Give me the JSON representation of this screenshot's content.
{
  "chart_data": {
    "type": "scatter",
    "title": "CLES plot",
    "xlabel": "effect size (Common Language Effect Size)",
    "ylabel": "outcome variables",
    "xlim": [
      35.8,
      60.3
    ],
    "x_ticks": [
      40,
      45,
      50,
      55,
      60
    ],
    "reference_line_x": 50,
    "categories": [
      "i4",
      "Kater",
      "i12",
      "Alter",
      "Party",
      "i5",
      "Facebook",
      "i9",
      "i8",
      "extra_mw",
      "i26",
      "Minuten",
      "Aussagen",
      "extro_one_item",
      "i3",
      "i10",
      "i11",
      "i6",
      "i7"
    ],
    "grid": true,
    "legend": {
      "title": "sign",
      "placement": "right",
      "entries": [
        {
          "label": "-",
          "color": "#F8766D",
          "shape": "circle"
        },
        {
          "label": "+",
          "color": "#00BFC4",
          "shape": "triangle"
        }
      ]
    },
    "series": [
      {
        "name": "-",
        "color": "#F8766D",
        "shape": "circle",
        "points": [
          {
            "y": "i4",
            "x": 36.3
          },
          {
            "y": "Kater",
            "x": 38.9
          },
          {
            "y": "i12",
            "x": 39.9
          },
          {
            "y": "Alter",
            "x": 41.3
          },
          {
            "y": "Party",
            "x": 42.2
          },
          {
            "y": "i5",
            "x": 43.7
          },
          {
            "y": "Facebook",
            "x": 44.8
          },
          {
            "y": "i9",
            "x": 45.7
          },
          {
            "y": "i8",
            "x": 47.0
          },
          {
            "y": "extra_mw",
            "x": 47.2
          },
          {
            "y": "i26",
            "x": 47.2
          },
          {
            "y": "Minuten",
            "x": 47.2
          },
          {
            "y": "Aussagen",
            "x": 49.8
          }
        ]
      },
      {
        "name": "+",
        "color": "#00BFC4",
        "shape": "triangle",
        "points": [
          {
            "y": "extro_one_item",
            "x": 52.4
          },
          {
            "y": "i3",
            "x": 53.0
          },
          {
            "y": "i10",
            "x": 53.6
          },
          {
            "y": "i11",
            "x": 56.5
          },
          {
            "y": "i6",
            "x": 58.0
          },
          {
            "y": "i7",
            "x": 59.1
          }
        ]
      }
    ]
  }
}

> **Problem description**: Return the listing above in its exact form.

> **Expected output**:
Give me the JSON representation of this screenshot's content.
{
  "chart_data": {
    "type": "scatter",
    "title": "CLES plot",
    "xlabel": "effect size (Common Language Effect Size)",
    "ylabel": "outcome variables",
    "xlim": [
      35.8,
      60.3
    ],
    "x_ticks": [
      40,
      45,
      50,
      55,
      60
    ],
    "reference_line_x": 50,
    "categories": [
      "i4",
      "Kater",
      "i12",
      "Alter",
      "Party",
      "i5",
      "Facebook",
      "i9",
      "i8",
      "extra_mw",
      "i26",
      "Minuten",
      "Aussagen",
      "extro_one_item",
      "i3",
      "i10",
      "i11",
      "i6",
      "i7"
    ],
    "grid": true,
    "legend": {
      "title": "sign",
      "placement": "right",
      "entries": [
        {
          "label": "-",
          "color": "#F8766D",
          "shape": "circle"
        },
        {
          "label": "+",
          "color": "#00BFC4",
          "shape": "triangle"
        }
      ]
    },
    "series": [
      {
        "name": "-",
        "color": "#F8766D",
        "shape": "circle",
        "points": [
          {
            "y": "i4",
            "x": 36.3
          },
          {
            "y": "Kater",
            "x": 38.9
          },
          {
            "y": "i12",
            "x": 39.9
          },
          {
            "y": "Alter",
            "x": 41.3
          },
          {
            "y": "Party",
            "x": 42.2
          },
          {
            "y": "i5",
            "x": 43.7
          },
          {
            "y": "Facebook",
            "x": 44.8
          },
          {
            "y": "i9",
            "x": 45.7
          },
          {
            "y": "i8",
            "x": 47.0
          },
          {
            "y": "extra_mw",
            "x": 47.2
          },
          {
            "y": "i26",
            "x": 47.2
          },
          {
            "y": "Minuten",
            "x": 47.2
          },
          {
            "y": "Aussagen",
            "x": 49.8
          }
        ]
      },
      {
        "name": "+",
        "color": "#00BFC4",
        "shape": "triangle",
        "points": [
          {
            "y": "extro_one_item",
            "x": 52.4
          },
          {
            "y": "i3",
            "x": 53.0
          },
          {
            "y": "i10",
            "x": 53.6
          },
          {
            "y": "i11",
            "x": 56.5
          },
          {
            "y": "i6",
            "x": 58.0
          },
          {
            "y": "i7",
            "x": 59.1
          }
        ]
      }
    ]
  }
}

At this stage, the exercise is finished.